> **TASK MATERIAL**
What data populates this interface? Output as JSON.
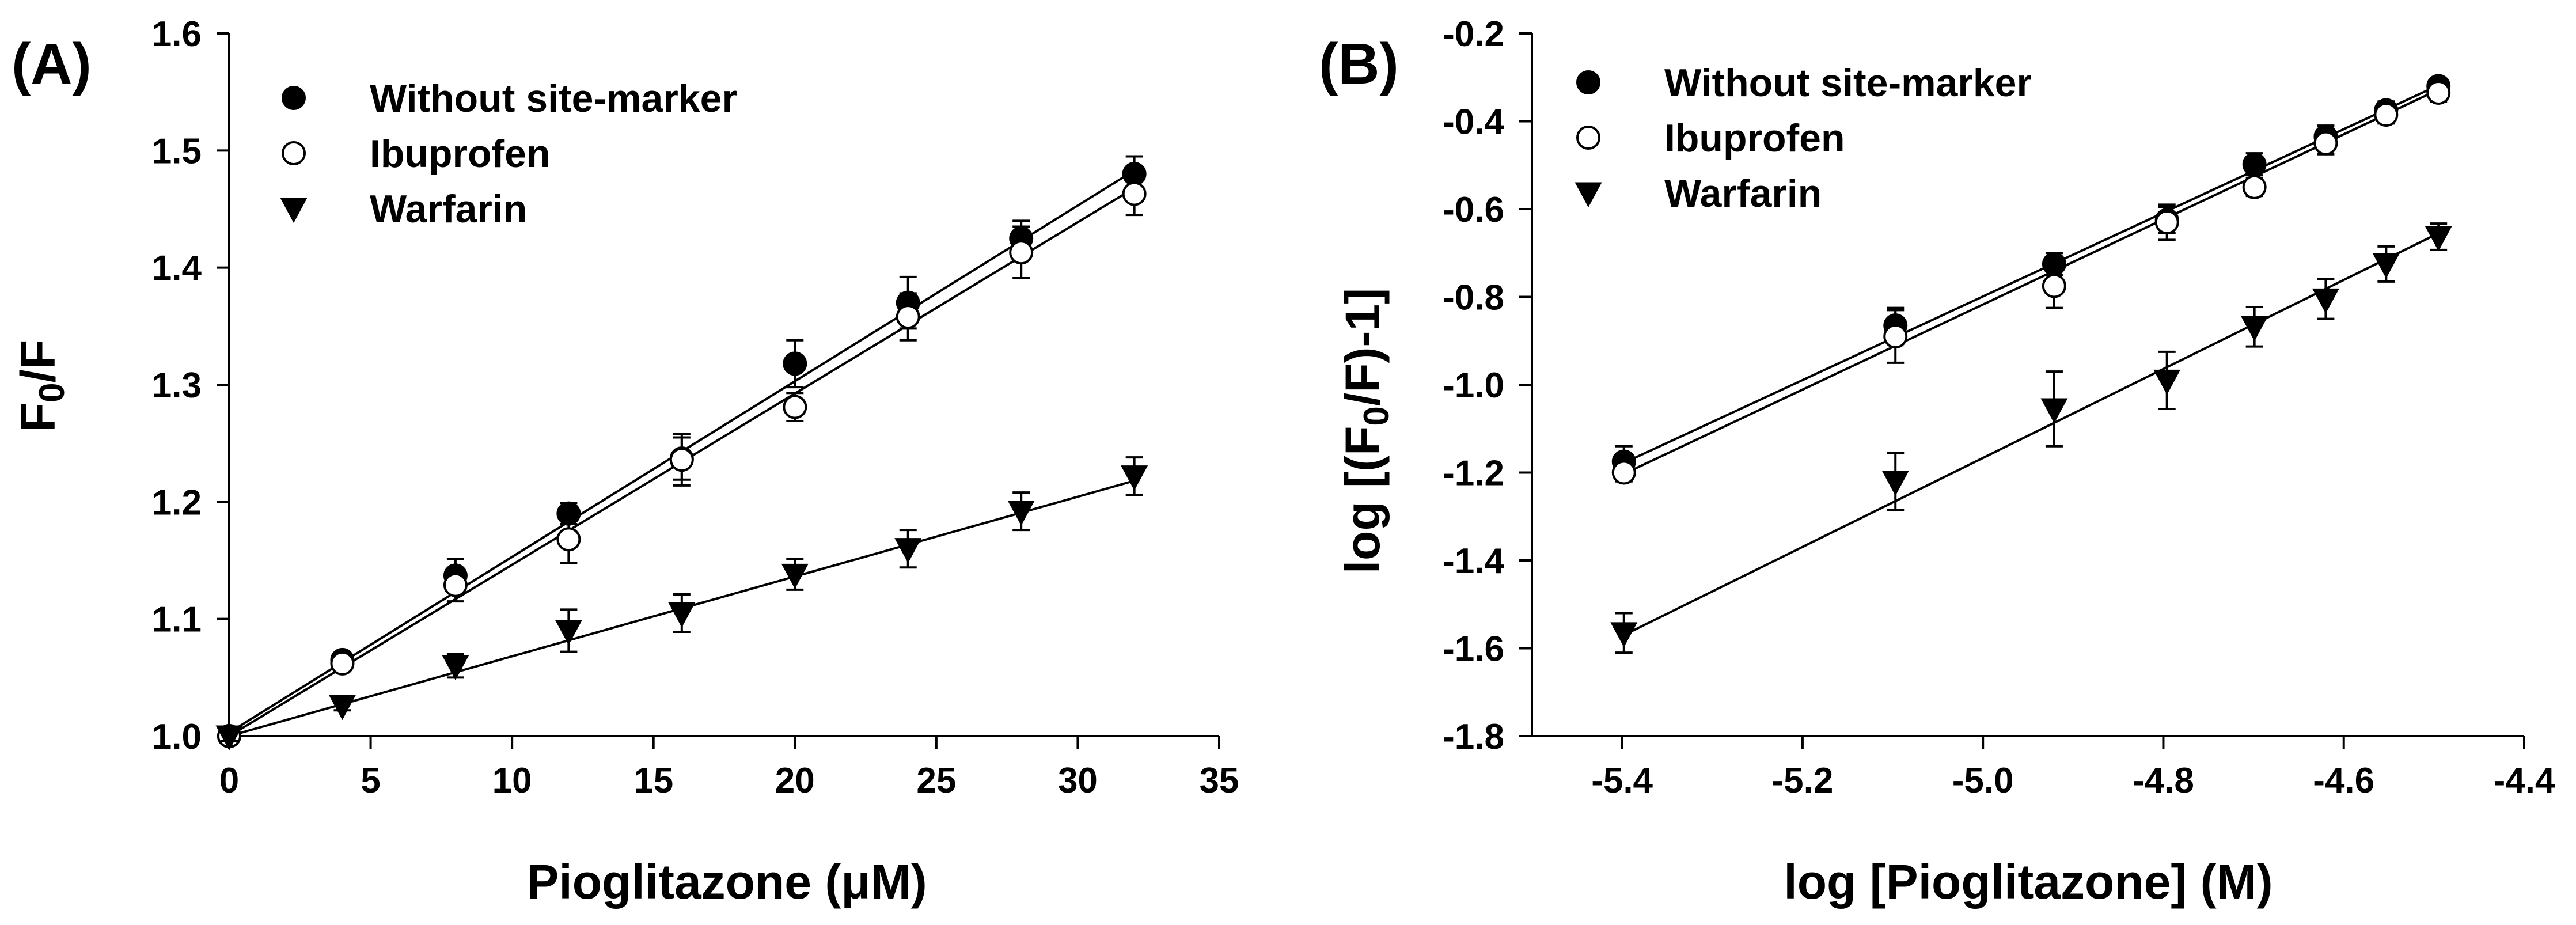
{
  "chart_data": [
    {
      "type": "scatter",
      "panel_label": "(A)",
      "xlabel": "Pioglitazone (μM)",
      "ylabel": "F0/F",
      "xlim": [
        0,
        35
      ],
      "ylim": [
        1.0,
        1.6
      ],
      "xticks": [
        "0",
        "5",
        "10",
        "15",
        "20",
        "25",
        "30",
        "35"
      ],
      "yticks": [
        "1.0",
        "1.1",
        "1.2",
        "1.3",
        "1.4",
        "1.5",
        "1.6"
      ],
      "legend_position": "top-left",
      "grid": false,
      "x": [
        0,
        4,
        8,
        12,
        16,
        20,
        24,
        28,
        32
      ],
      "series": [
        {
          "name": "Without site-marker",
          "marker": "filled-circle",
          "values": [
            1.0,
            1.065,
            1.137,
            1.19,
            1.237,
            1.318,
            1.37,
            1.425,
            1.48
          ],
          "errors": [
            0.004,
            0.006,
            0.014,
            0.009,
            0.018,
            0.02,
            0.022,
            0.015,
            0.015
          ],
          "fit": [
            1.003,
            1.483
          ]
        },
        {
          "name": "Ibuprofen",
          "marker": "open-circle",
          "values": [
            1.0,
            1.062,
            1.129,
            1.168,
            1.236,
            1.281,
            1.358,
            1.413,
            1.463
          ],
          "errors": [
            0.004,
            0.005,
            0.014,
            0.02,
            0.022,
            0.012,
            0.02,
            0.022,
            0.018
          ],
          "fit": [
            1.0,
            1.468
          ]
        },
        {
          "name": "Warfarin",
          "marker": "filled-triangle-down",
          "values": [
            1.0,
            1.026,
            1.06,
            1.09,
            1.105,
            1.138,
            1.16,
            1.192,
            1.222
          ],
          "errors": [
            0.004,
            0.004,
            0.01,
            0.018,
            0.016,
            0.013,
            0.016,
            0.016,
            0.016
          ],
          "fit": [
            1.0,
            1.218
          ]
        }
      ]
    },
    {
      "type": "scatter",
      "panel_label": "(B)",
      "xlabel": "log [Pioglitazone] (M)",
      "ylabel": "log [(F0/F)-1]",
      "xlim": [
        -5.5,
        -4.4
      ],
      "ylim": [
        -1.8,
        -0.2
      ],
      "xticks": [
        "-5.4",
        "-5.2",
        "-5.0",
        "-4.8",
        "-4.6",
        "-4.4"
      ],
      "yticks": [
        "-1.8",
        "-1.6",
        "-1.4",
        "-1.2",
        "-1.0",
        "-0.8",
        "-0.6",
        "-0.4",
        "-0.2"
      ],
      "legend_position": "top-left",
      "grid": false,
      "x": [
        -5.398,
        -5.097,
        -4.921,
        -4.796,
        -4.699,
        -4.62,
        -4.553,
        -4.495
      ],
      "series": [
        {
          "name": "Without site-marker",
          "marker": "filled-circle",
          "values": [
            -1.175,
            -0.865,
            -0.725,
            -0.625,
            -0.498,
            -0.435,
            -0.375,
            -0.32
          ],
          "errors": [
            0.035,
            0.04,
            0.025,
            0.03,
            0.025,
            0.025,
            0.02,
            0.015
          ],
          "fit": [
            -1.178,
            -0.318
          ]
        },
        {
          "name": "Ibuprofen",
          "marker": "open-circle",
          "values": [
            -1.2,
            -0.89,
            -0.775,
            -0.63,
            -0.55,
            -0.45,
            -0.385,
            -0.335
          ],
          "errors": [
            0.02,
            0.06,
            0.05,
            0.04,
            0.02,
            0.025,
            0.02,
            0.02
          ],
          "fit": [
            -1.203,
            -0.328
          ]
        },
        {
          "name": "Warfarin",
          "marker": "filled-triangle-down",
          "values": [
            -1.565,
            -1.22,
            -1.055,
            -0.99,
            -0.868,
            -0.805,
            -0.725,
            -0.663
          ],
          "errors": [
            0.045,
            0.065,
            0.085,
            0.065,
            0.045,
            0.045,
            0.04,
            0.03
          ],
          "fit": [
            -1.57,
            -0.655
          ]
        }
      ]
    }
  ]
}
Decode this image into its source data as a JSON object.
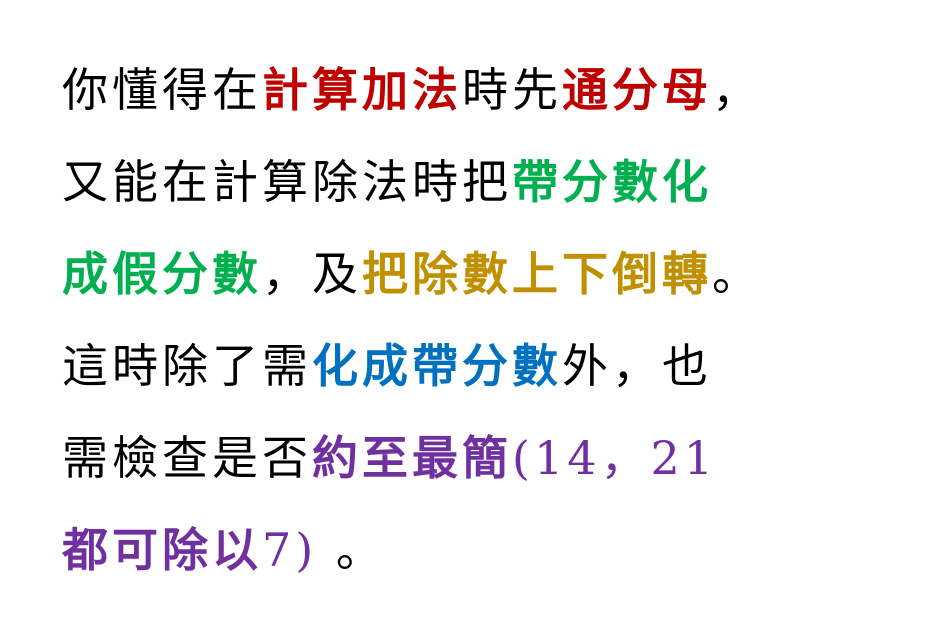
{
  "lines": [
    {
      "segments": [
        {
          "text": "你懂得在",
          "style": "normal",
          "color": "#000000"
        },
        {
          "text": "計算加法",
          "style": "bold",
          "color": "#c00000"
        },
        {
          "text": "時先",
          "style": "normal",
          "color": "#000000"
        },
        {
          "text": "通分母",
          "style": "bold",
          "color": "#c00000"
        },
        {
          "text": "，",
          "style": "normal",
          "color": "#000000"
        }
      ]
    },
    {
      "segments": [
        {
          "text": "又能在計算除法時把",
          "style": "normal",
          "color": "#000000"
        },
        {
          "text": "帶分數化",
          "style": "bold",
          "color": "#00b050"
        }
      ]
    },
    {
      "segments": [
        {
          "text": "成假分數",
          "style": "bold",
          "color": "#00b050"
        },
        {
          "text": "，及",
          "style": "normal",
          "color": "#000000"
        },
        {
          "text": "把除數上下倒轉",
          "style": "bold",
          "color": "#bf9000"
        },
        {
          "text": "。",
          "style": "normal",
          "color": "#000000"
        }
      ]
    },
    {
      "segments": [
        {
          "text": "這時除了需",
          "style": "normal",
          "color": "#000000"
        },
        {
          "text": "化成帶分數",
          "style": "bold",
          "color": "#0070c0"
        },
        {
          "text": "外，也",
          "style": "normal",
          "color": "#000000"
        }
      ]
    },
    {
      "segments": [
        {
          "text": "需檢查是否",
          "style": "normal",
          "color": "#000000"
        },
        {
          "text": "約至最簡",
          "style": "bold",
          "color": "#7030a0"
        },
        {
          "text": "(14，21",
          "style": "normal",
          "color": "#7030a0"
        }
      ]
    },
    {
      "segments": [
        {
          "text": "都可除以",
          "style": "bold",
          "color": "#7030a0"
        },
        {
          "text": "7)",
          "style": "normal",
          "color": "#7030a0"
        },
        {
          "text": " 。",
          "style": "normal",
          "color": "#000000"
        }
      ]
    }
  ]
}
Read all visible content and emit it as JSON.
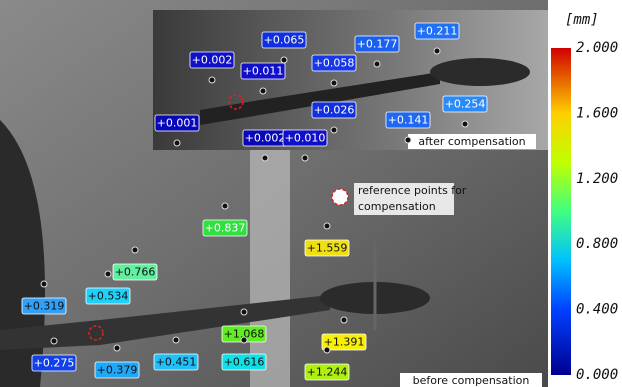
{
  "unit": "[mm]",
  "colorbar": {
    "ticks": [
      "2.000",
      "1.600",
      "1.200",
      "0.800",
      "0.400",
      "0.000"
    ]
  },
  "legend": {
    "lines": [
      "reference points for",
      "compensation"
    ]
  },
  "top_panel": {
    "caption": "after compensation",
    "labels": [
      "+0.002",
      "+0.065",
      "+0.011",
      "+0.058",
      "+0.177",
      "+0.211",
      "+0.001",
      "+0.026",
      "+0.254",
      "+0.141",
      "+0.002",
      "+0.010"
    ]
  },
  "bottom_panel": {
    "caption": "before compensation",
    "labels": [
      "+0.837",
      "+1.559",
      "+0.766",
      "+0.534",
      "+0.319",
      "+1.068",
      "+1.391",
      "+0.451",
      "+0.616",
      "+1.244",
      "+0.275",
      "+0.379"
    ]
  }
}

> **GIVEN EXERCISE**
Output all of the entries verbatim, leaving out any images.

> **RESULT OF THIS TASK**
What data populates this interface? Output as JSON.
{
  "chart_data": [
    {
      "type": "scatter",
      "panel_label": "(A)",
      "xlabel": "Pioglitazone (μM)",
      "ylabel": "F0/F",
      "xlim": [
        0,
        35
      ],
      "ylim": [
        1.0,
        1.6
      ],
      "xticks": [
        "0",
        "5",
        "10",
        "15",
        "20",
        "25",
        "30",
        "35"
      ],
      "yticks": [
        "1.0",
        "1.1",
        "1.2",
        "1.3",
        "1.4",
        "1.5",
        "1.6"
      ],
      "legend_position": "top-left",
      "grid": false,
      "x": [
        0,
        4,
        8,
        12,
        16,
        20,
        24,
        28,
        32
      ],
      "series": [
        {
          "name": "Without site-marker",
          "marker": "filled-circle",
          "values": [
            1.0,
            1.065,
            1.137,
            1.19,
            1.237,
            1.318,
            1.37,
            1.425,
            1.48
          ],
          "errors": [
            0.004,
            0.006,
            0.014,
            0.009,
            0.018,
            0.02,
            0.022,
            0.015,
            0.015
          ],
          "fit": [
            1.003,
            1.483
          ]
        },
        {
          "name": "Ibuprofen",
          "marker": "open-circle",
          "values": [
            1.0,
            1.062,
            1.129,
            1.168,
            1.236,
            1.281,
            1.358,
            1.413,
            1.463
          ],
          "errors": [
            0.004,
            0.005,
            0.014,
            0.02,
            0.022,
            0.012,
            0.02,
            0.022,
            0.018
          ],
          "fit": [
            1.0,
            1.468
          ]
        },
        {
          "name": "Warfarin",
          "marker": "filled-triangle-down",
          "values": [
            1.0,
            1.026,
            1.06,
            1.09,
            1.105,
            1.138,
            1.16,
            1.192,
            1.222
          ],
          "errors": [
            0.004,
            0.004,
            0.01,
            0.018,
            0.016,
            0.013,
            0.016,
            0.016,
            0.016
          ],
          "fit": [
            1.0,
            1.218
          ]
        }
      ]
    },
    {
      "type": "scatter",
      "panel_label": "(B)",
      "xlabel": "log [Pioglitazone] (M)",
      "ylabel": "log [(F0/F)-1]",
      "xlim": [
        -5.5,
        -4.4
      ],
      "ylim": [
        -1.8,
        -0.2
      ],
      "xticks": [
        "-5.4",
        "-5.2",
        "-5.0",
        "-4.8",
        "-4.6",
        "-4.4"
      ],
      "yticks": [
        "-1.8",
        "-1.6",
        "-1.4",
        "-1.2",
        "-1.0",
        "-0.8",
        "-0.6",
        "-0.4",
        "-0.2"
      ],
      "legend_position": "top-left",
      "grid": false,
      "x": [
        -5.398,
        -5.097,
        -4.921,
        -4.796,
        -4.699,
        -4.62,
        -4.553,
        -4.495
      ],
      "series": [
        {
          "name": "Without site-marker",
          "marker": "filled-circle",
          "values": [
            -1.175,
            -0.865,
            -0.725,
            -0.625,
            -0.498,
            -0.435,
            -0.375,
            -0.32
          ],
          "errors": [
            0.035,
            0.04,
            0.025,
            0.03,
            0.025,
            0.025,
            0.02,
            0.015
          ],
          "fit": [
            -1.178,
            -0.318
          ]
        },
        {
          "name": "Ibuprofen",
          "marker": "open-circle",
          "values": [
            -1.2,
            -0.89,
            -0.775,
            -0.63,
            -0.55,
            -0.45,
            -0.385,
            -0.335
          ],
          "errors": [
            0.02,
            0.06,
            0.05,
            0.04,
            0.02,
            0.025,
            0.02,
            0.02
          ],
          "fit": [
            -1.203,
            -0.328
          ]
        },
        {
          "name": "Warfarin",
          "marker": "filled-triangle-down",
          "values": [
            -1.565,
            -1.22,
            -1.055,
            -0.99,
            -0.868,
            -0.805,
            -0.725,
            -0.663
          ],
          "errors": [
            0.045,
            0.065,
            0.085,
            0.065,
            0.045,
            0.045,
            0.04,
            0.03
          ],
          "fit": [
            -1.57,
            -0.655
          ]
        }
      ]
    }
  ]
}
Decode this image into its source data as a JSON object.
{
  "lines": [
    {
      "segments": [
        {
          "text": "你懂得在",
          "style": "normal",
          "color": "#000000"
        },
        {
          "text": "計算加法",
          "style": "bold",
          "color": "#c00000"
        },
        {
          "text": "時先",
          "style": "normal",
          "color": "#000000"
        },
        {
          "text": "通分母",
          "style": "bold",
          "color": "#c00000"
        },
        {
          "text": "，",
          "style": "normal",
          "color": "#000000"
        }
      ]
    },
    {
      "segments": [
        {
          "text": "又能在計算除法時把",
          "style": "normal",
          "color": "#000000"
        },
        {
          "text": "帶分數化",
          "style": "bold",
          "color": "#00b050"
        }
      ]
    },
    {
      "segments": [
        {
          "text": "成假分數",
          "style": "bold",
          "color": "#00b050"
        },
        {
          "text": "，及",
          "style": "normal",
          "color": "#000000"
        },
        {
          "text": "把除數上下倒轉",
          "style": "bold",
          "color": "#bf9000"
        },
        {
          "text": "。",
          "style": "normal",
          "color": "#000000"
        }
      ]
    },
    {
      "segments": [
        {
          "text": "這時除了需",
          "style": "normal",
          "color": "#000000"
        },
        {
          "text": "化成帶分數",
          "style": "bold",
          "color": "#0070c0"
        },
        {
          "text": "外，也",
          "style": "normal",
          "color": "#000000"
        }
      ]
    },
    {
      "segments": [
        {
          "text": "需檢查是否",
          "style": "normal",
          "color": "#000000"
        },
        {
          "text": "約至最簡",
          "style": "bold",
          "color": "#7030a0"
        },
        {
          "text": "(14，21",
          "style": "normal",
          "color": "#7030a0"
        }
      ]
    },
    {
      "segments": [
        {
          "text": "都可除以",
          "style": "bold",
          "color": "#7030a0"
        },
        {
          "text": "7)",
          "style": "normal",
          "color": "#7030a0"
        },
        {
          "text": " 。",
          "style": "normal",
          "color": "#000000"
        }
      ]
    }
  ]
}
Read all visible content and emit it as JSON.
{
  "unit": "[mm]",
  "colorbar": {
    "ticks": [
      "2.000",
      "1.600",
      "1.200",
      "0.800",
      "0.400",
      "0.000"
    ]
  },
  "legend": {
    "lines": [
      "reference points for",
      "compensation"
    ]
  },
  "top_panel": {
    "caption": "after compensation",
    "labels": [
      "+0.002",
      "+0.065",
      "+0.011",
      "+0.058",
      "+0.177",
      "+0.211",
      "+0.001",
      "+0.026",
      "+0.254",
      "+0.141",
      "+0.002",
      "+0.010"
    ]
  },
  "bottom_panel": {
    "caption": "before compensation",
    "labels": [
      "+0.837",
      "+1.559",
      "+0.766",
      "+0.534",
      "+0.319",
      "+1.068",
      "+1.391",
      "+0.451",
      "+0.616",
      "+1.244",
      "+0.275",
      "+0.379"
    ]
  }
}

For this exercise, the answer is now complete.